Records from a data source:
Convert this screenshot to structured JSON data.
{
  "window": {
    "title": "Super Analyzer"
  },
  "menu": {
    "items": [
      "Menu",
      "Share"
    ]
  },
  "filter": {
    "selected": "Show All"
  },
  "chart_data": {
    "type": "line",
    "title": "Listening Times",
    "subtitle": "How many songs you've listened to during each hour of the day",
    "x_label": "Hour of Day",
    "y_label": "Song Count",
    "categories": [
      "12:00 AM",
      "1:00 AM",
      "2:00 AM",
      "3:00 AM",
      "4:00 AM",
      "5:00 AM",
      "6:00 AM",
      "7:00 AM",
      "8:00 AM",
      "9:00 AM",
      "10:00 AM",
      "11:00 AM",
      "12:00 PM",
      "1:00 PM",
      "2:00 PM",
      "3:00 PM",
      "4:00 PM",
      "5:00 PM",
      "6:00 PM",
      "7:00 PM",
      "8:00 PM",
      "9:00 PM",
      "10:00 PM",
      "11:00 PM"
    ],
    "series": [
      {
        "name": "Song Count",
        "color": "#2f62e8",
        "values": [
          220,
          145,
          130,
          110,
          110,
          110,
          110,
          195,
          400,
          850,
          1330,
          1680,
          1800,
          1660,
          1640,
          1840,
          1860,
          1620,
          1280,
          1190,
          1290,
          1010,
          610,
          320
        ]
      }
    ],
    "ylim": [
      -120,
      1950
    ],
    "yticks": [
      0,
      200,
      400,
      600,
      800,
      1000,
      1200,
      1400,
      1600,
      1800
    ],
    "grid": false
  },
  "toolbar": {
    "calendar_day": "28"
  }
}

> _Short task_
Could you quote the material above in full, exactly as it stands?

> _Answer below_
Convert this screenshot to structured JSON data.
{
  "window": {
    "title": "Super Analyzer"
  },
  "menu": {
    "items": [
      "Menu",
      "Share"
    ]
  },
  "filter": {
    "selected": "Show All"
  },
  "chart_data": {
    "type": "line",
    "title": "Listening Times",
    "subtitle": "How many songs you've listened to during each hour of the day",
    "x_label": "Hour of Day",
    "y_label": "Song Count",
    "categories": [
      "12:00 AM",
      "1:00 AM",
      "2:00 AM",
      "3:00 AM",
      "4:00 AM",
      "5:00 AM",
      "6:00 AM",
      "7:00 AM",
      "8:00 AM",
      "9:00 AM",
      "10:00 AM",
      "11:00 AM",
      "12:00 PM",
      "1:00 PM",
      "2:00 PM",
      "3:00 PM",
      "4:00 PM",
      "5:00 PM",
      "6:00 PM",
      "7:00 PM",
      "8:00 PM",
      "9:00 PM",
      "10:00 PM",
      "11:00 PM"
    ],
    "series": [
      {
        "name": "Song Count",
        "color": "#2f62e8",
        "values": [
          220,
          145,
          130,
          110,
          110,
          110,
          110,
          195,
          400,
          850,
          1330,
          1680,
          1800,
          1660,
          1640,
          1840,
          1860,
          1620,
          1280,
          1190,
          1290,
          1010,
          610,
          320
        ]
      }
    ],
    "ylim": [
      -120,
      1950
    ],
    "yticks": [
      0,
      200,
      400,
      600,
      800,
      1000,
      1200,
      1400,
      1600,
      1800
    ],
    "grid": false
  },
  "toolbar": {
    "calendar_day": "28"
  }
}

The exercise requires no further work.